- What to work on
Exactly reproduce the lines that follow.

- Record set
────
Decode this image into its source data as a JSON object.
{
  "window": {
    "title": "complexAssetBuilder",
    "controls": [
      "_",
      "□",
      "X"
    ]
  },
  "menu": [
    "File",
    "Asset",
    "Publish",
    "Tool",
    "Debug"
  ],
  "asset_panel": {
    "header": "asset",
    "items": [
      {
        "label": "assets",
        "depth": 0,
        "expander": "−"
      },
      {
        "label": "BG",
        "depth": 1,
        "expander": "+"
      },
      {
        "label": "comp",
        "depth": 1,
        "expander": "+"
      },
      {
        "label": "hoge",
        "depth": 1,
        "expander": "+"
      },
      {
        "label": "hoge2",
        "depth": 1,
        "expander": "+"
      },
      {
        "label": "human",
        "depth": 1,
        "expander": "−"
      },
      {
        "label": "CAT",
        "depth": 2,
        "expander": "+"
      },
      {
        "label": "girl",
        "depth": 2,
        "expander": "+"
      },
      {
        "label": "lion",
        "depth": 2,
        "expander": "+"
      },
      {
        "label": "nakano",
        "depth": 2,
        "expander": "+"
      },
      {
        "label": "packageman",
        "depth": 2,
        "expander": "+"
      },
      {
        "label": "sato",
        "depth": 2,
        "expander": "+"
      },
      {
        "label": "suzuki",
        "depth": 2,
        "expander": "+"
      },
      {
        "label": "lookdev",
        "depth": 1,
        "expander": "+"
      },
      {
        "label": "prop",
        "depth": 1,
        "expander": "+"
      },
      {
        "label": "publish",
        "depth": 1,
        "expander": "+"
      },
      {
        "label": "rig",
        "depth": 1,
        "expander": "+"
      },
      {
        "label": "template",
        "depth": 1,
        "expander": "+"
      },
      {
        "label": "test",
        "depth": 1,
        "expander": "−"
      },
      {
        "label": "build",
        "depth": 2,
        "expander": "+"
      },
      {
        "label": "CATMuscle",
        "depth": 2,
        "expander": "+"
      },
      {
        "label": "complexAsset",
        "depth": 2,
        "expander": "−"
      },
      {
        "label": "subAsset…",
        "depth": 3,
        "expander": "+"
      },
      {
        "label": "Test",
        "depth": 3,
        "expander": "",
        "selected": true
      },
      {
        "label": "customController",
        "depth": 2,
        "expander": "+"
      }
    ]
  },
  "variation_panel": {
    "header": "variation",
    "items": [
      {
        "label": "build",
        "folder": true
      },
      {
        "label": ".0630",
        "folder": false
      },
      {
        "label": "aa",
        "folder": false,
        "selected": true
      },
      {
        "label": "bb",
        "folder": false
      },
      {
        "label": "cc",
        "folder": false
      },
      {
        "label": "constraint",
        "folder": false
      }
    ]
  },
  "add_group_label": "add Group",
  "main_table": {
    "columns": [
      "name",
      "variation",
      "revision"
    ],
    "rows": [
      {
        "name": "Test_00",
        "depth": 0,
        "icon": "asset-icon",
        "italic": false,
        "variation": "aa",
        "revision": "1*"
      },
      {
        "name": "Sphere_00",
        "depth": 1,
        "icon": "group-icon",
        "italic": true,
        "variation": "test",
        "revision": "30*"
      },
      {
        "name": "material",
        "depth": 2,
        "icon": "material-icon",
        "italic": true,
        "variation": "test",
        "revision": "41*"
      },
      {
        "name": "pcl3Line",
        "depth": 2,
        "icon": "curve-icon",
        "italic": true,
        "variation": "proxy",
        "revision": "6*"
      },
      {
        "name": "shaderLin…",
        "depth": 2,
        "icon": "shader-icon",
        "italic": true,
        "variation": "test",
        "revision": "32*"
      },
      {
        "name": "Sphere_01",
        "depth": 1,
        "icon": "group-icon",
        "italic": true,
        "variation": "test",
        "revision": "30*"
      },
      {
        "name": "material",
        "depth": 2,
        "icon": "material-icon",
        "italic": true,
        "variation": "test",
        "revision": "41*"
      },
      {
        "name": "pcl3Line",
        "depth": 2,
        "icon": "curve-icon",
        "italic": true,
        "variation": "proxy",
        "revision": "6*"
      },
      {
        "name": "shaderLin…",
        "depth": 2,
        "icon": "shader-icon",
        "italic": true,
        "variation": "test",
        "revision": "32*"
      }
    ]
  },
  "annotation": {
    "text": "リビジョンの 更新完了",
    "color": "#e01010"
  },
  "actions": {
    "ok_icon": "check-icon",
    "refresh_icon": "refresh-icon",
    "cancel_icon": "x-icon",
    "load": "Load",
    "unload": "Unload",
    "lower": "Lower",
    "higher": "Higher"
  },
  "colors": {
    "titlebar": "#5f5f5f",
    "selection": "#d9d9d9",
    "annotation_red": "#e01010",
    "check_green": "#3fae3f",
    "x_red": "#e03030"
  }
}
────
- Solution to this task
Decode this image into its source data as a JSON object.
{
  "window": {
    "title": "complexAssetBuilder",
    "controls": [
      "_",
      "□",
      "X"
    ]
  },
  "menu": [
    "File",
    "Asset",
    "Publish",
    "Tool",
    "Debug"
  ],
  "asset_panel": {
    "header": "asset",
    "items": [
      {
        "label": "assets",
        "depth": 0,
        "expander": "−"
      },
      {
        "label": "BG",
        "depth": 1,
        "expander": "+"
      },
      {
        "label": "comp",
        "depth": 1,
        "expander": "+"
      },
      {
        "label": "hoge",
        "depth": 1,
        "expander": "+"
      },
      {
        "label": "hoge2",
        "depth": 1,
        "expander": "+"
      },
      {
        "label": "human",
        "depth": 1,
        "expander": "−"
      },
      {
        "label": "CAT",
        "depth": 2,
        "expander": "+"
      },
      {
        "label": "girl",
        "depth": 2,
        "expander": "+"
      },
      {
        "label": "lion",
        "depth": 2,
        "expander": "+"
      },
      {
        "label": "nakano",
        "depth": 2,
        "expander": "+"
      },
      {
        "label": "packageman",
        "depth": 2,
        "expander": "+"
      },
      {
        "label": "sato",
        "depth": 2,
        "expander": "+"
      },
      {
        "label": "suzuki",
        "depth": 2,
        "expander": "+"
      },
      {
        "label": "lookdev",
        "depth": 1,
        "expander": "+"
      },
      {
        "label": "prop",
        "depth": 1,
        "expander": "+"
      },
      {
        "label": "publish",
        "depth": 1,
        "expander": "+"
      },
      {
        "label": "rig",
        "depth": 1,
        "expander": "+"
      },
      {
        "label": "template",
        "depth": 1,
        "expander": "+"
      },
      {
        "label": "test",
        "depth": 1,
        "expander": "−"
      },
      {
        "label": "build",
        "depth": 2,
        "expander": "+"
      },
      {
        "label": "CATMuscle",
        "depth": 2,
        "expander": "+"
      },
      {
        "label": "complexAsset",
        "depth": 2,
        "expander": "−"
      },
      {
        "label": "subAsset…",
        "depth": 3,
        "expander": "+"
      },
      {
        "label": "Test",
        "depth": 3,
        "expander": "",
        "selected": true
      },
      {
        "label": "customController",
        "depth": 2,
        "expander": "+"
      }
    ]
  },
  "variation_panel": {
    "header": "variation",
    "items": [
      {
        "label": "build",
        "folder": true
      },
      {
        "label": ".0630",
        "folder": false
      },
      {
        "label": "aa",
        "folder": false,
        "selected": true
      },
      {
        "label": "bb",
        "folder": false
      },
      {
        "label": "cc",
        "folder": false
      },
      {
        "label": "constraint",
        "folder": false
      }
    ]
  },
  "add_group_label": "add Group",
  "main_table": {
    "columns": [
      "name",
      "variation",
      "revision"
    ],
    "rows": [
      {
        "name": "Test_00",
        "depth": 0,
        "icon": "asset-icon",
        "italic": false,
        "variation": "aa",
        "revision": "1*"
      },
      {
        "name": "Sphere_00",
        "depth": 1,
        "icon": "group-icon",
        "italic": true,
        "variation": "test",
        "revision": "30*"
      },
      {
        "name": "material",
        "depth": 2,
        "icon": "material-icon",
        "italic": true,
        "variation": "test",
        "revision": "41*"
      },
      {
        "name": "pcl3Line",
        "depth": 2,
        "icon": "curve-icon",
        "italic": true,
        "variation": "proxy",
        "revision": "6*"
      },
      {
        "name": "shaderLin…",
        "depth": 2,
        "icon": "shader-icon",
        "italic": true,
        "variation": "test",
        "revision": "32*"
      },
      {
        "name": "Sphere_01",
        "depth": 1,
        "icon": "group-icon",
        "italic": true,
        "variation": "test",
        "revision": "30*"
      },
      {
        "name": "material",
        "depth": 2,
        "icon": "material-icon",
        "italic": true,
        "variation": "test",
        "revision": "41*"
      },
      {
        "name": "pcl3Line",
        "depth": 2,
        "icon": "curve-icon",
        "italic": true,
        "variation": "proxy",
        "revision": "6*"
      },
      {
        "name": "shaderLin…",
        "depth": 2,
        "icon": "shader-icon",
        "italic": true,
        "variation": "test",
        "revision": "32*"
      }
    ]
  },
  "annotation": {
    "text": "リビジョンの 更新完了",
    "color": "#e01010"
  },
  "actions": {
    "ok_icon": "check-icon",
    "refresh_icon": "refresh-icon",
    "cancel_icon": "x-icon",
    "load": "Load",
    "unload": "Unload",
    "lower": "Lower",
    "higher": "Higher"
  },
  "colors": {
    "titlebar": "#5f5f5f",
    "selection": "#d9d9d9",
    "annotation_red": "#e01010",
    "check_green": "#3fae3f",
    "x_red": "#e03030"
  }
}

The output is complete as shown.